▶ Entries shown
—————
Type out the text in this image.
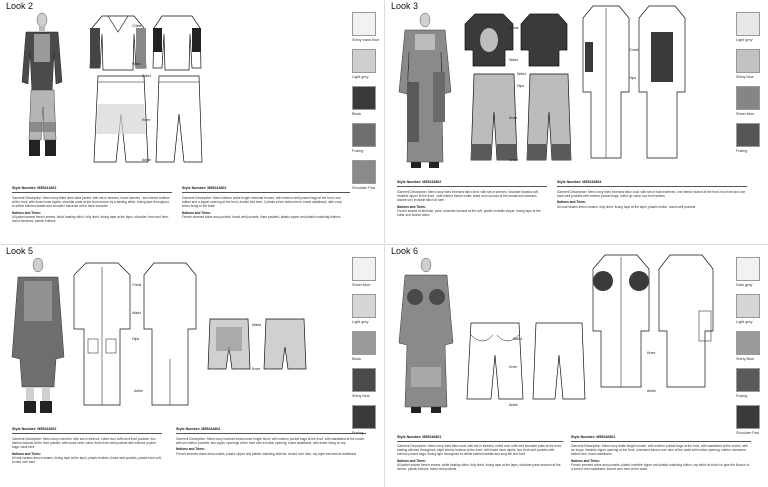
Look 2
Chest
Waist
Waist
Knee
Ankle
Shiny trans blue
Light grey
Black
Fusing
Shoulder Pad
Style Number: M55241802
Garment Description: Mens boxy fitted lined tailor jacket, with set-in sleeves, fused sleeves - two interior buttons at the front, with fused inner lapels, shoulder pads at the front secure by a basting stitch, fusing tape throughout to define tailored details and shoulder bananas at the back shoulder
Notions and Trims:
All jacket seams french seams, block basting stitch, fully lined, fusing tape at the lapel, shoulder, front and hem, fused forearms, plastic buttons
Style Number: M55241802
Garment Description: Mens balloon ankle length mermaid trouser, with exterior welt pocket bags at the front, one button and a zipper opening at the front, double fold hem, 2 pleats at the bottom hem, fused waistband, with a top sheer lining to the knee
Notions and Trims:
French seamed sides and pockets, fused welt pockets, lined pockets, plastic zipper and plastic matching buttons
Look 3
Chest
Waist
Waist
Hips
Knee
Ankle
Chest
Hips
Light grey
Shiny blue
Sheer blue
Fusing
Style Number: M55243802
Garment Description: Mens boxy lined inversed tailor shirt, with set-in sleeves, shoulder banana cuff, invisible zipper at the front , with interior french collar, sides and cut-outs at the breast and stomach, double turn invisible stitch at hem
Notions and Trims:
French seams at armhole, yoke, shoulder banana at the cuff, plastic invisible zipper, fusing tape at the collar and bodice sides
Style Number: M55243804
Garment Description: Mens boxy lined inversed tailor coat, with set-in fused sleeves, one interior button at the front, two front and one back welt pockets with exterior pocket bags, rolled up collar, two front seams
Notions and Trims:
All coat seams french seams, fully lined, fusing tape at the lapel, plastic button, fused welt pockets
Look 5
Chest
Waist
Hips
Ankle
Waist
Knee
Sheer blue
Light grey
Black
Shiny blue
Fusing
Style Number: M55244802
Garment Description: Mens boxy overshirt, with set-in sleeves, rolled over cuffs and front pockets, two interior buttons at the front placket, with fused inner collar, three front welt pockets with exterior pocket bags, back vent
Notions and Trims:
All shirt seams french seams, fusing tape at the lapel, plastic buttons, fused welt pockets, placket and cuff, turned over hem
Style Number: M55244802
Garment Description: Mens boxy inversed below knee length short, with exterior pocket bags at the front, with waistband at the crotch, with six interior pockets, two zipper openings at the front with a button opening, fused waistband, with sheer lining on top
Notions and Trims:
French seamed sides and pockets, plastic zipper and plastic matching buttons, turned over hem, top layer secured at waistband
Look 6
Waist
Knee
Ankle
Knee
Ankle
Dark grey
Light grey
Shiny Blue
Fusing
Shoulder Pad
Style Number: M55246801
Garment Description: Mens boxy lined tailor coat, with set-in sleeves, rolled over cuffs and shoulder pads at the front, basting stitched throughout, eight interior buttons at the front, with fused inner lapels, two front welt pockets with exterior pocket bags, fusing tape throughout to define tailored details and long tail and front
Notions and Trims:
All jacket seams french seams, white basting stitch, fully lined, fusing tape at the lapel, shoulder pads secured at the sleeve, plastic buttons, fused welt pockets
Style Number: M55246801
Garment Description: Mens boxy ankle length trouser, with exterior pocket bags at the front, with waistband at the crotch, with six loops, invisible zipper opening at the front, oversized turned over hem at the waist with button opening, interior oversized folded hem, fused waistband
Notions and Trims:
French seamed sides and pockets, plastic invisible zipper and plastic matching button, top stitch at crotch to give the illusion of a turned over waistband, turned over hem at the waist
—————
Every line above should be repeated exactly; pictures stay out of the copy.

▶ The solution
Type out the text in this image.
Look 2
Chest
Waist
Waist
Knee
Ankle
Shiny trans blue
Light grey
Black
Fusing
Shoulder Pad
Style Number: M55241802
Garment Description: Mens boxy fitted lined tailor jacket, with set-in sleeves, fused sleeves - two interior buttons at the front, with fused inner lapels, shoulder pads at the front secure by a basting stitch, fusing tape throughout to define tailored details and shoulder bananas at the back shoulder
Notions and Trims:
All jacket seams french seams, block basting stitch, fully lined, fusing tape at the lapel, shoulder, front and hem, fused forearms, plastic buttons
Style Number: M55241802
Garment Description: Mens balloon ankle length mermaid trouser, with exterior welt pocket bags at the front, one button and a zipper opening at the front, double fold hem, 2 pleats at the bottom hem, fused waistband, with a top sheer lining to the knee
Notions and Trims:
French seamed sides and pockets, fused welt pockets, lined pockets, plastic zipper and plastic matching buttons
Look 3
Chest
Waist
Waist
Hips
Knee
Ankle
Chest
Hips
Light grey
Shiny blue
Sheer blue
Fusing
Style Number: M55243802
Garment Description: Mens boxy lined inversed tailor shirt, with set-in sleeves, shoulder banana cuff, invisible zipper at the front , with interior french collar, sides and cut-outs at the breast and stomach, double turn invisible stitch at hem
Notions and Trims:
French seams at armhole, yoke, shoulder banana at the cuff, plastic invisible zipper, fusing tape at the collar and bodice sides
Style Number: M55243804
Garment Description: Mens boxy lined inversed tailor coat, with set-in fused sleeves, one interior button at the front, two front and one back welt pockets with exterior pocket bags, rolled up collar, two front seams
Notions and Trims:
All coat seams french seams, fully lined, fusing tape at the lapel, plastic button, fused welt pockets
Look 5
Chest
Waist
Hips
Ankle
Waist
Knee
Sheer blue
Light grey
Black
Shiny blue
Fusing
Style Number: M55244802
Garment Description: Mens boxy overshirt, with set-in sleeves, rolled over cuffs and front pockets, two interior buttons at the front placket, with fused inner collar, three front welt pockets with exterior pocket bags, back vent
Notions and Trims:
All shirt seams french seams, fusing tape at the lapel, plastic buttons, fused welt pockets, placket and cuff, turned over hem
Style Number: M55244802
Garment Description: Mens boxy inversed below knee length short, with exterior pocket bags at the front, with waistband at the crotch, with six interior pockets, two zipper openings at the front with a button opening, fused waistband, with sheer lining on top
Notions and Trims:
French seamed sides and pockets, plastic zipper and plastic matching buttons, turned over hem, top layer secured at waistband
Look 6
Waist
Knee
Ankle
Knee
Ankle
Dark grey
Light grey
Shiny Blue
Fusing
Shoulder Pad
Style Number: M55246801
Garment Description: Mens boxy lined tailor coat, with set-in sleeves, rolled over cuffs and shoulder pads at the front, basting stitched throughout, eight interior buttons at the front, with fused inner lapels, two front welt pockets with exterior pocket bags, fusing tape throughout to define tailored details and long tail and front
Notions and Trims:
All jacket seams french seams, white basting stitch, fully lined, fusing tape at the lapel, shoulder pads secured at the sleeve, plastic buttons, fused welt pockets
Style Number: M55246801
Garment Description: Mens boxy ankle length trouser, with exterior pocket bags at the front, with waistband at the crotch, with six loops, invisible zipper opening at the front, oversized turned over hem at the waist with button opening, interior oversized folded hem, fused waistband
Notions and Trims:
French seamed sides and pockets, plastic invisible zipper and plastic matching button, top stitch at crotch to give the illusion of a turned over waistband, turned over hem at the waist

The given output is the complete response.